Resulta difícil en la actualidad exhibir aquella zafiedad de la que hizo gala en su día una productora como Troma. Toda una anomalía que, rodeada de producciones de serie B de toda índole, sobresalía en especial por su incorrección e irreverencia. Era, por tanto, algo cercano a una quimera querer encontrar en un ‹remake› actual del ya clásico film de Lloyd Kaufman y Michael Herz aquello que ensalzó el original.

No se trataba tanto, pues, de recuperar la esencia que logró contener en sus propuestas la mítica productora norteamericana, sino más bien de realizar una suerte de homenaje a uno de aquellos films que para muchos fueron una (contra)educación cinéfila. Así lo asumía Maicon Blair desde un inicio, abogando por un elenco repleto de nombres conocidos que contravenía el defecto (transformado en virtud) encarnado por aquella panda de incautos convertidos en actores para la ocasión que, en el mejor de los casos, terminarían rodando algún otro trabajo para Troma o productos zetosos de la más dudosa índole.
De este modo, con el segundo largometraje del también actor nos encontramos más ante una puesta al día de la obra de Kaufman y Lloyd que otra cosa, partiendo de una base donde hallamos distintas permutas en su historia, y dando forma a un gore ciertamente inane en tanto se refugia (como tantos otros hoy en día) en el digital y huye de cualquier atisbo de imaginación que pudiera ostentar su predecesora. Y es que siendo El vengador tóxico una cinta que aludía al género como elemento lúdico, pero asimismo como espejo deformante de una realidad desde la que construir ese universo propio, el nuevo film de Blair se siente más, en ese sentido, como un ABC de tropos poco inspirados durante la mayor parte del tiempo.

No hay en ella la más mínima intención de tomar sendas retorcidas o incómodas y todo se dirime en lugares comunes y caminos conocidos. Tanto, que en más de una ocasión se desliza una peligrosa planicie sobre el conjunto. Porque, no nos engañemos, aunque estemos ante otro eterno ‹déjà vu› genérico —cosas de vivir, según algunos, una etapa, esto… ejem, dorada—, el film tampoco logra ser más que un mero remedo de tantos otros en la faceta visual.

Ejercicio propuesto 1: Según la reseña, ¿qué número de largometraje es el nuevo film de Maicon Blair?
Ejercicio propuesto 2: Actualiza la reseña: vuelve a escribir la parte que abre con las palabras "Resulta difícil en" y cierra con "ensalzó el original.", poniendo "utopía" en lugar de "quimera".

Material de origen:

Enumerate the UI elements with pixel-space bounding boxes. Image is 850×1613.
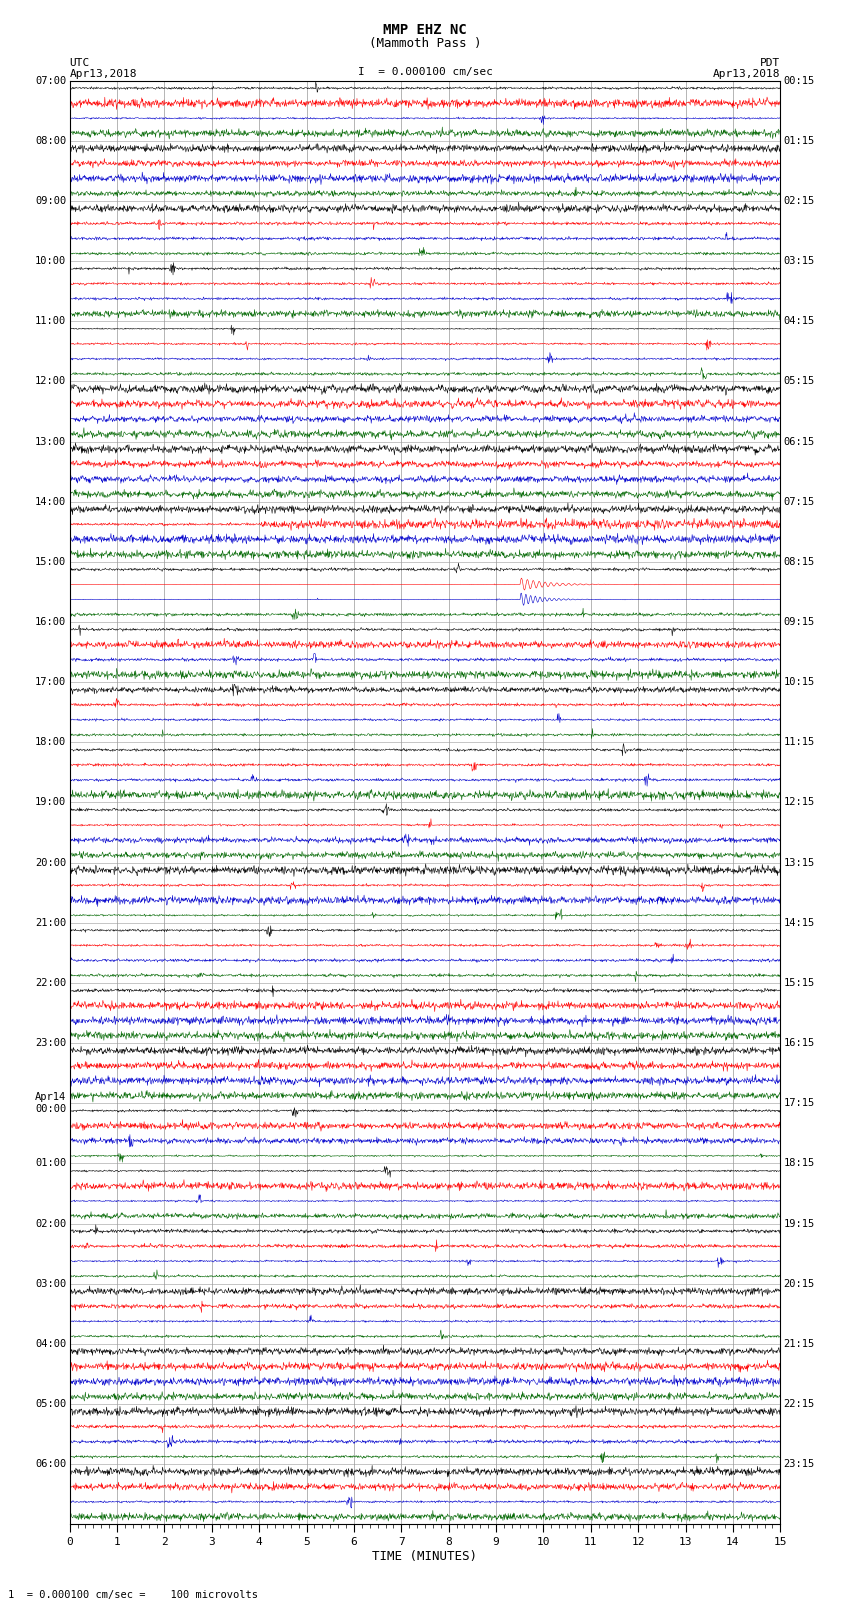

Solución 1: Es su segundo largometraje.

Solución 2:
Resulta difícil en la actualidad exhibir aquella zafiedad de la que hizo gala en su día una productora como Troma. Toda una anomalía que, rodeada de producciones de serie B de toda índole, sobresalía en especial por su incorrección e irreverencia. Era, por tanto, algo cercano a una utopía querer encontrar en un ‹remake› actual del ya clásico film de Lloyd Kaufman y Michael Herz aquello que ensalzó el original.